__SHORT EXERCISE__. Output only the count of lines that contain "噪声污染防治法".

__RECORDS PROVIDED__.

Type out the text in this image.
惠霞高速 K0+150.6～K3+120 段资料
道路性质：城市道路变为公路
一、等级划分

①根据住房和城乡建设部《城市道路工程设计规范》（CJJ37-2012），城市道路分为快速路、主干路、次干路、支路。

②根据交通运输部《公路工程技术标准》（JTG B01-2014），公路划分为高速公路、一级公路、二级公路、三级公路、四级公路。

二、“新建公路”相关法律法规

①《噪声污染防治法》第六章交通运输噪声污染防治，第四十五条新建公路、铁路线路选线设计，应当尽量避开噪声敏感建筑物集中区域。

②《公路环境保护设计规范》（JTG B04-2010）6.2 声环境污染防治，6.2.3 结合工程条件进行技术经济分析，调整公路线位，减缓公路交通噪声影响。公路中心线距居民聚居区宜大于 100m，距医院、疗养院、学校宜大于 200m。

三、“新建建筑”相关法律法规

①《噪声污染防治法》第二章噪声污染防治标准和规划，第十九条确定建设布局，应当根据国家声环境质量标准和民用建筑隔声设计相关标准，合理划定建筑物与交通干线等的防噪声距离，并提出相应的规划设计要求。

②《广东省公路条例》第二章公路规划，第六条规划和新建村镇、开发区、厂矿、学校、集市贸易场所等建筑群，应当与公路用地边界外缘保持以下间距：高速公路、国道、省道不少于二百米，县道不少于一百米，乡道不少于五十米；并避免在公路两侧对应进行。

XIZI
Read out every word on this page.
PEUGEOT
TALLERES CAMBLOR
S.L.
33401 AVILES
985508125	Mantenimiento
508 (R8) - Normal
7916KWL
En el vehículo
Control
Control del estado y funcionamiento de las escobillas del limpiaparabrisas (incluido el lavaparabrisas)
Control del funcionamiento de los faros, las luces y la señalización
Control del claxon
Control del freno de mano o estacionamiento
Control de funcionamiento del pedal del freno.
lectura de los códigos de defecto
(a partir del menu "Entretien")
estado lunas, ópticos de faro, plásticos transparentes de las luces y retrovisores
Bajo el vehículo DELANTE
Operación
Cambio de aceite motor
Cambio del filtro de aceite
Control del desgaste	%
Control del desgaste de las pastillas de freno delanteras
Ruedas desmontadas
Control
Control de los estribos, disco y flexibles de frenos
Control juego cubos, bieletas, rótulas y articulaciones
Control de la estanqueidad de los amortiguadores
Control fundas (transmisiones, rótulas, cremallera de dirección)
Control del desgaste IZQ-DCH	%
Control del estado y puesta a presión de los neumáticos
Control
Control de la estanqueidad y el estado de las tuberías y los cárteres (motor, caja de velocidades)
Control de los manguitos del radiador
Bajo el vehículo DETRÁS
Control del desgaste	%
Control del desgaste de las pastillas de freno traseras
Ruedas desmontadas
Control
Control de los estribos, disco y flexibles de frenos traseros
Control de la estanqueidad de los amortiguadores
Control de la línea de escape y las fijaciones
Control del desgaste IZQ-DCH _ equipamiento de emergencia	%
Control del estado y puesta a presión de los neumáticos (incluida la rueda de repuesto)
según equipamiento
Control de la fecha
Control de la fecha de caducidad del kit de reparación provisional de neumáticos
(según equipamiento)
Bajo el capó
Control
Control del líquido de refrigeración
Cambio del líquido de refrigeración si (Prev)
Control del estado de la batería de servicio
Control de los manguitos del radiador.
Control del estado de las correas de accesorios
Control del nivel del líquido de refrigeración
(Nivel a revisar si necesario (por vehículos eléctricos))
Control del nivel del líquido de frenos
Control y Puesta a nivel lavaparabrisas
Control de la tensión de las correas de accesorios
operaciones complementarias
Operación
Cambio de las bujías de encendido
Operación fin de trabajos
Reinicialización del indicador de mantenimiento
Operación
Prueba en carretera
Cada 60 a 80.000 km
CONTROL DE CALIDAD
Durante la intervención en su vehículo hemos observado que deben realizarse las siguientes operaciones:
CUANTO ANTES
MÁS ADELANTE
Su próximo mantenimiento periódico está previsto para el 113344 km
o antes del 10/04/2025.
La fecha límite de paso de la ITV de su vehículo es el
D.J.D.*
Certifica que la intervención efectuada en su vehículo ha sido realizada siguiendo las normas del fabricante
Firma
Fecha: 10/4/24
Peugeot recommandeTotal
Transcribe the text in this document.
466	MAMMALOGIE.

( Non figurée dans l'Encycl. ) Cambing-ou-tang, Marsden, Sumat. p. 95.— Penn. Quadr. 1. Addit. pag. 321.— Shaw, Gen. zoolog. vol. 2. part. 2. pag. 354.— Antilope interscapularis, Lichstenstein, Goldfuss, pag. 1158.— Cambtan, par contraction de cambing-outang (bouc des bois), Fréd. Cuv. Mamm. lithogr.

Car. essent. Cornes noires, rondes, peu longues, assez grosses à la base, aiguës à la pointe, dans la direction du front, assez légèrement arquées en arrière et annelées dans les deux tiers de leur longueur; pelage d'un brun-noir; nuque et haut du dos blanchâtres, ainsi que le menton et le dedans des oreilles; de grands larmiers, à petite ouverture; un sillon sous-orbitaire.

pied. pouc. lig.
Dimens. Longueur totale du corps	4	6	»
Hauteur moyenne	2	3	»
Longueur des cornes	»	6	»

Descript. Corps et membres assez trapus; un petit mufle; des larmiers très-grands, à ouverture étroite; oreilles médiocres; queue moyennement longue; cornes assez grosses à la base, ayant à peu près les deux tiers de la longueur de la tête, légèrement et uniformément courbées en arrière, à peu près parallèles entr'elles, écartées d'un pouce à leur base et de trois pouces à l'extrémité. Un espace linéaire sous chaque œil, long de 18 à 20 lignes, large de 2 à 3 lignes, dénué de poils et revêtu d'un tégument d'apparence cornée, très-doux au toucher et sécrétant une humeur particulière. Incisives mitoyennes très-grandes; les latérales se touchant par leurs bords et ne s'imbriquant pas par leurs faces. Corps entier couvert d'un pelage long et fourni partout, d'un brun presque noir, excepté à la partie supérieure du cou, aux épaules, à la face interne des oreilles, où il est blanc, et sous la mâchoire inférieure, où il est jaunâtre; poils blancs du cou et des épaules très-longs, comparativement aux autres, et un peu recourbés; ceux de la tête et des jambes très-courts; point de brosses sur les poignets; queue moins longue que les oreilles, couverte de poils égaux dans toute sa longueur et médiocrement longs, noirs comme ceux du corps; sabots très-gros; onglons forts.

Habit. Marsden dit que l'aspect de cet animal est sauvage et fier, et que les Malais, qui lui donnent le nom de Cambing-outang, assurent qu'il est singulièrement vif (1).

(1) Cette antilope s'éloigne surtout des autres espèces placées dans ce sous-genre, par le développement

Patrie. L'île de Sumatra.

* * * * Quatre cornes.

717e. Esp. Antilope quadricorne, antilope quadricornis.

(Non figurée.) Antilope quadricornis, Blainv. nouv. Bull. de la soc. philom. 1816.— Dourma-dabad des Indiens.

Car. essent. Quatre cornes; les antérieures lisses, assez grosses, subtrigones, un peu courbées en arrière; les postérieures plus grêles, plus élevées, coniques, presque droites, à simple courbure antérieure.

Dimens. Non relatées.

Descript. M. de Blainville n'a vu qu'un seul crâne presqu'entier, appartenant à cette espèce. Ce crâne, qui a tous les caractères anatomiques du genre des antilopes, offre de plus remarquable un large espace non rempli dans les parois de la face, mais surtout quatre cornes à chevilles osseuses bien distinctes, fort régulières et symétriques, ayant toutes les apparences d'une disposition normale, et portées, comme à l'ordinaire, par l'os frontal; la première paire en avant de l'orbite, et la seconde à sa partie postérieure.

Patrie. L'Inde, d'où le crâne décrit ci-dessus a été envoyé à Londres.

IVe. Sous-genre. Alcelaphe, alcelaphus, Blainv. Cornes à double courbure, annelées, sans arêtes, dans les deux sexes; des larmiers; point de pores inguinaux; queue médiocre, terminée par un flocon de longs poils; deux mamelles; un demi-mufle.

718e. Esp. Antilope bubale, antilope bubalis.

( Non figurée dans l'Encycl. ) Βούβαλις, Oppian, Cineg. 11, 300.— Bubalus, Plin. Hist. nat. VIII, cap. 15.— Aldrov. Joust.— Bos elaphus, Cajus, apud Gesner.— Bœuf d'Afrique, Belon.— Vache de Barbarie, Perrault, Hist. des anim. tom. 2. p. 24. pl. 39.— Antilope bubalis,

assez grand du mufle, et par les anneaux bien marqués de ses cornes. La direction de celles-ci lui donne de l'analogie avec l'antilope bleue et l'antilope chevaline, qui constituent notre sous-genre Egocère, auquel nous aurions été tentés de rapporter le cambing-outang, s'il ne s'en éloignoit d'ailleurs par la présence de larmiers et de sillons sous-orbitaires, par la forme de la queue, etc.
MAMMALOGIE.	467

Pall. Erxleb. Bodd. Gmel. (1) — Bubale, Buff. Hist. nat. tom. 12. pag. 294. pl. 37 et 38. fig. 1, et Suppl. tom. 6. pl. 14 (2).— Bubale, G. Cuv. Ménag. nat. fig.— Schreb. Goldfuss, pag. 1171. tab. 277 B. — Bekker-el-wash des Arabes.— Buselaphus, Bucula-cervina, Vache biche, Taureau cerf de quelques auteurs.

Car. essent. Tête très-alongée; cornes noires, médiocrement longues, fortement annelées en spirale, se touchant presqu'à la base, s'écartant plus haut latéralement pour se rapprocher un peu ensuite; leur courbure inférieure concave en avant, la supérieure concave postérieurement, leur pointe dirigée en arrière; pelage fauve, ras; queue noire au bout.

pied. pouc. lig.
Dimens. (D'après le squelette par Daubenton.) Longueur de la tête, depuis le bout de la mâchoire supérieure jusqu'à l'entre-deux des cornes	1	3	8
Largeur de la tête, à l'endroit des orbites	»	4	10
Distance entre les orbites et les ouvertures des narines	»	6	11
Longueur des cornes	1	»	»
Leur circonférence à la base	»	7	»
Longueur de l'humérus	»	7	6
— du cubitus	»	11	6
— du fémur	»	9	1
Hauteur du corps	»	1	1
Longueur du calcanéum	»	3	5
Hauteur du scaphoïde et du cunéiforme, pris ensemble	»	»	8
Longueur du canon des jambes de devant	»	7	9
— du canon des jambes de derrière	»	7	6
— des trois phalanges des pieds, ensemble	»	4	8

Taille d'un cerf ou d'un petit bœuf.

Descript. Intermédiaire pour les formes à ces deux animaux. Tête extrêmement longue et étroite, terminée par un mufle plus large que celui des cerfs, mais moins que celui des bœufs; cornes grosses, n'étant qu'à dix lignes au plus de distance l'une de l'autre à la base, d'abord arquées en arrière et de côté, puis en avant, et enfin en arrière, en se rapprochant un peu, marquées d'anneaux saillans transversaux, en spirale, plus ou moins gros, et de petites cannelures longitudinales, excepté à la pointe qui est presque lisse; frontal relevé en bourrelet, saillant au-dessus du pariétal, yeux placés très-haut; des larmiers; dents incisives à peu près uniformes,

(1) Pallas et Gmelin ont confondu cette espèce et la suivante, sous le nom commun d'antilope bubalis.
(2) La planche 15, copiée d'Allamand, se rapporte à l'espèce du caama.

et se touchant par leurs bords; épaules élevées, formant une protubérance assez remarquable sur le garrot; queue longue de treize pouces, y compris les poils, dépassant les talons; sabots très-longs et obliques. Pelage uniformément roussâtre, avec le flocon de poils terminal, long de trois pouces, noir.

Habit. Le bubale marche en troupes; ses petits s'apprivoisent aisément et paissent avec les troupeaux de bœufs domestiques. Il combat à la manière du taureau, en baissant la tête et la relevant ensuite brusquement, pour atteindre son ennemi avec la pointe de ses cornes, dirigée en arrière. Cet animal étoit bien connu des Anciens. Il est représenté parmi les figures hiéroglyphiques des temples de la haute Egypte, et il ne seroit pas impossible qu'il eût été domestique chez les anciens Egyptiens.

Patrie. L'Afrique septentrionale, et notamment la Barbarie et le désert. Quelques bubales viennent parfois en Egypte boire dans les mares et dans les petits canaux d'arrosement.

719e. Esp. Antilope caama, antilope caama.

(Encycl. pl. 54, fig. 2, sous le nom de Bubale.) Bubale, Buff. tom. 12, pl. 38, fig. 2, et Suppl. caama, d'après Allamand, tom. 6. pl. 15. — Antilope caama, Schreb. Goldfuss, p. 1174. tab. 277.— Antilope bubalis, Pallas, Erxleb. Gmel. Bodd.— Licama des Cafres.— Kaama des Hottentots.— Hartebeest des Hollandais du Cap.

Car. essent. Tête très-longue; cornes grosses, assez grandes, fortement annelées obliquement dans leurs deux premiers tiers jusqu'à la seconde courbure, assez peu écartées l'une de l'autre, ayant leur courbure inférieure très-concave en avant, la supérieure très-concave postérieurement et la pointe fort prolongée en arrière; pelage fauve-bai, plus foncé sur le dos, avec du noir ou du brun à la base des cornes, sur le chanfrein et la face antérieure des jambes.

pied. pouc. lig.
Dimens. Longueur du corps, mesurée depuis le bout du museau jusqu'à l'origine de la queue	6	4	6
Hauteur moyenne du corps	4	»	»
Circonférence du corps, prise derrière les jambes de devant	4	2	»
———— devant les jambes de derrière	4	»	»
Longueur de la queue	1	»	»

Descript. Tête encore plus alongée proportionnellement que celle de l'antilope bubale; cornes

__COMPLETE ANSWER__. 2